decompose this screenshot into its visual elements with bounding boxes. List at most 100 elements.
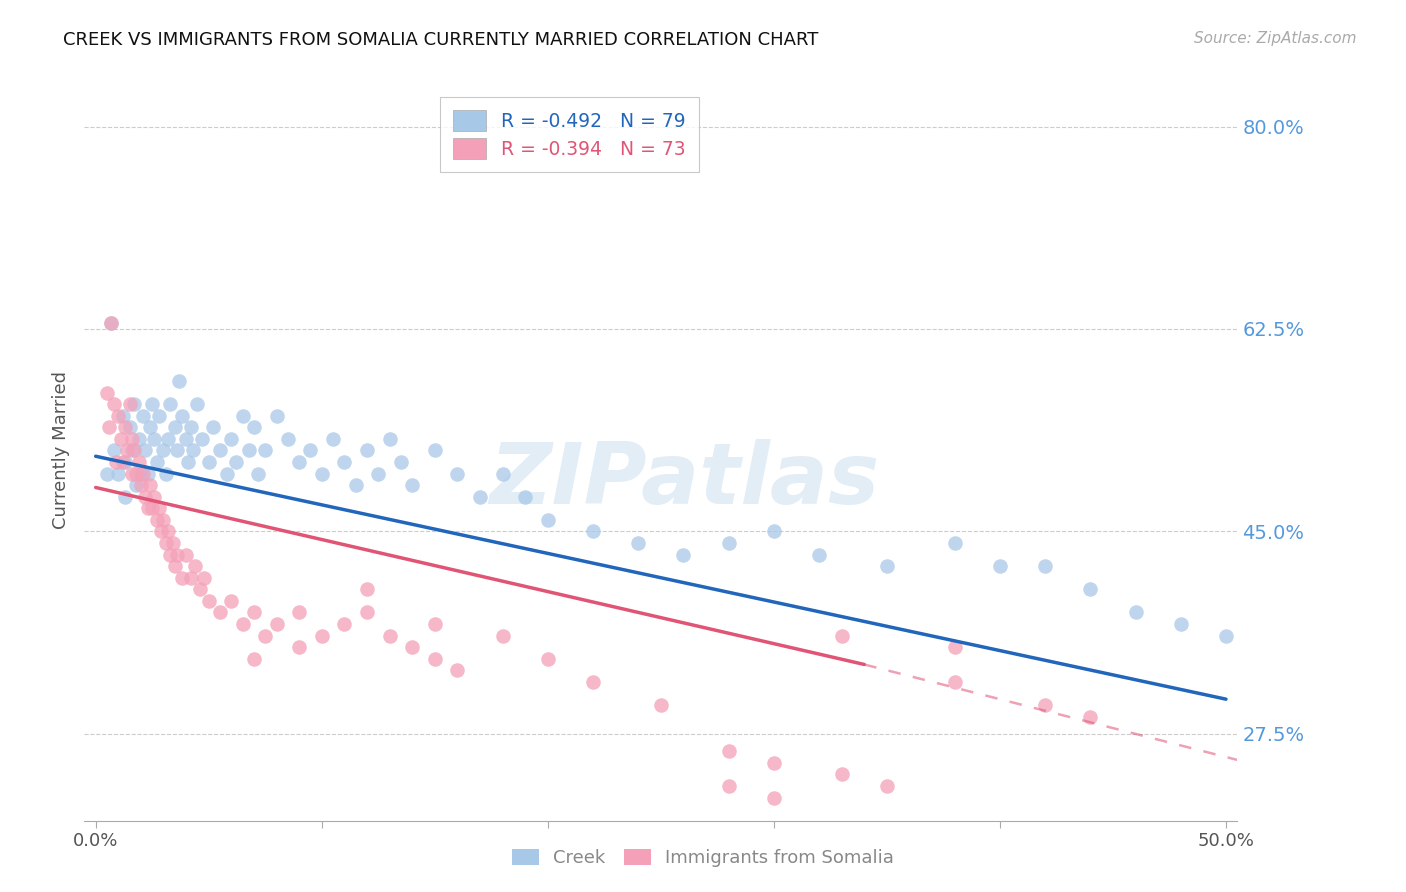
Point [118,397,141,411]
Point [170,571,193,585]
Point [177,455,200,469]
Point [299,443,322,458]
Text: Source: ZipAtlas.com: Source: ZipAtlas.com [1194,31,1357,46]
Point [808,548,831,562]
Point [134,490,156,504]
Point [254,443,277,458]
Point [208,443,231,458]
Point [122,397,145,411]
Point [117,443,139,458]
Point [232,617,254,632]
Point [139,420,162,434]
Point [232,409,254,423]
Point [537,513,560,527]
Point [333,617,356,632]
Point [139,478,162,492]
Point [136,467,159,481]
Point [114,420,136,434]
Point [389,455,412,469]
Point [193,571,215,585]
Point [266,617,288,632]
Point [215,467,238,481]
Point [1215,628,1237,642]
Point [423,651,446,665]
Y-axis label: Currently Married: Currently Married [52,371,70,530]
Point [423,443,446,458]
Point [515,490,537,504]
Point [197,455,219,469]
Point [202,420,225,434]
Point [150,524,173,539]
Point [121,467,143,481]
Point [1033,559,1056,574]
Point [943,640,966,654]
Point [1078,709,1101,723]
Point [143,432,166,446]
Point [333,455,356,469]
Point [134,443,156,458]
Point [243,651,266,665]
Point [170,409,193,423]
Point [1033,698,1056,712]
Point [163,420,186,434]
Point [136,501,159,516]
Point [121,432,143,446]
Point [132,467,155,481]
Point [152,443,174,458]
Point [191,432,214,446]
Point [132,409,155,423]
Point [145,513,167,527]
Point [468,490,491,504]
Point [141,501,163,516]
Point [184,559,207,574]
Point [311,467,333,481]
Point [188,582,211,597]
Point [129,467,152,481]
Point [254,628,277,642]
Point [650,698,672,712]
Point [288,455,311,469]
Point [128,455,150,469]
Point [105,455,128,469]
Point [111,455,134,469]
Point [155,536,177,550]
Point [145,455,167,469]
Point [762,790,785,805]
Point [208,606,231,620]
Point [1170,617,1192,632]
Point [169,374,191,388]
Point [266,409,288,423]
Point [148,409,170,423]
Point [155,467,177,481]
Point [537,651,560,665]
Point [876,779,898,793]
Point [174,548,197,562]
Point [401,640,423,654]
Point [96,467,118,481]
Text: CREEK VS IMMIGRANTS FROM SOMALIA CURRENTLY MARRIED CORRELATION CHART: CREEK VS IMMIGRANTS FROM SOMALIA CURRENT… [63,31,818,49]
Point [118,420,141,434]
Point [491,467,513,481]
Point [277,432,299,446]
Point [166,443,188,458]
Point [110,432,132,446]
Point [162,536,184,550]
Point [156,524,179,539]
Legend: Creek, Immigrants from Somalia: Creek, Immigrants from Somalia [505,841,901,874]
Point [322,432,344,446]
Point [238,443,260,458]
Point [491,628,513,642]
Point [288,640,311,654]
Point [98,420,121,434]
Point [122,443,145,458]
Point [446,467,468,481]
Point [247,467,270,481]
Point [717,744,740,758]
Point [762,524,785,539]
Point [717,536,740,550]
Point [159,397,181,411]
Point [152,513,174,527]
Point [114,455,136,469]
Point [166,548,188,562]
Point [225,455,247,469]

^^^^

## Aim of the exercise
Could you copy all of the material above line for line, with every character unchanged, and leave out the pictures?

## Expected answer
decompose this screenshot into its visual elements with bounding boxes. List at most 100 elements.
Point [118,397,141,411]
Point [170,571,193,585]
Point [177,455,200,469]
Point [299,443,322,458]
Text: Source: ZipAtlas.com: Source: ZipAtlas.com [1194,31,1357,46]
Point [808,548,831,562]
Point [134,490,156,504]
Point [254,443,277,458]
Point [208,443,231,458]
Point [122,397,145,411]
Point [117,443,139,458]
Point [232,617,254,632]
Point [139,420,162,434]
Point [232,409,254,423]
Point [537,513,560,527]
Point [333,617,356,632]
Point [139,478,162,492]
Point [136,467,159,481]
Point [114,420,136,434]
Point [389,455,412,469]
Point [193,571,215,585]
Point [266,617,288,632]
Point [215,467,238,481]
Point [1215,628,1237,642]
Point [423,651,446,665]
Y-axis label: Currently Married: Currently Married [52,371,70,530]
Point [423,443,446,458]
Point [515,490,537,504]
Point [197,455,219,469]
Point [202,420,225,434]
Point [150,524,173,539]
Point [121,467,143,481]
Point [1033,559,1056,574]
Point [943,640,966,654]
Point [1078,709,1101,723]
Point [143,432,166,446]
Point [333,455,356,469]
Point [134,443,156,458]
Point [243,651,266,665]
Point [170,409,193,423]
Point [1033,698,1056,712]
Point [163,420,186,434]
Point [136,501,159,516]
Point [121,432,143,446]
Point [132,467,155,481]
Point [152,443,174,458]
Point [191,432,214,446]
Point [132,409,155,423]
Point [145,513,167,527]
Point [468,490,491,504]
Point [141,501,163,516]
Point [184,559,207,574]
Point [311,467,333,481]
Point [188,582,211,597]
Point [129,467,152,481]
Point [254,628,277,642]
Point [650,698,672,712]
Point [288,455,311,469]
Point [128,455,150,469]
Point [105,455,128,469]
Point [111,455,134,469]
Point [155,536,177,550]
Point [145,455,167,469]
Point [762,790,785,805]
Point [208,606,231,620]
Point [1170,617,1192,632]
Point [169,374,191,388]
Point [266,409,288,423]
Point [148,409,170,423]
Point [155,467,177,481]
Point [537,651,560,665]
Point [876,779,898,793]
Point [174,548,197,562]
Point [401,640,423,654]
Point [96,467,118,481]
Text: CREEK VS IMMIGRANTS FROM SOMALIA CURRENTLY MARRIED CORRELATION CHART: CREEK VS IMMIGRANTS FROM SOMALIA CURRENT… [63,31,818,49]
Point [118,420,141,434]
Point [491,467,513,481]
Point [277,432,299,446]
Point [166,443,188,458]
Point [110,432,132,446]
Point [162,536,184,550]
Point [156,524,179,539]
Legend: Creek, Immigrants from Somalia: Creek, Immigrants from Somalia [505,841,901,874]
Point [322,432,344,446]
Point [238,443,260,458]
Point [491,628,513,642]
Point [288,640,311,654]
Point [98,420,121,434]
Point [122,443,145,458]
Point [446,467,468,481]
Point [247,467,270,481]
Point [717,744,740,758]
Point [762,524,785,539]
Point [717,536,740,550]
Point [159,397,181,411]
Point [152,513,174,527]
Point [114,455,136,469]
Point [166,548,188,562]
Point [225,455,247,469]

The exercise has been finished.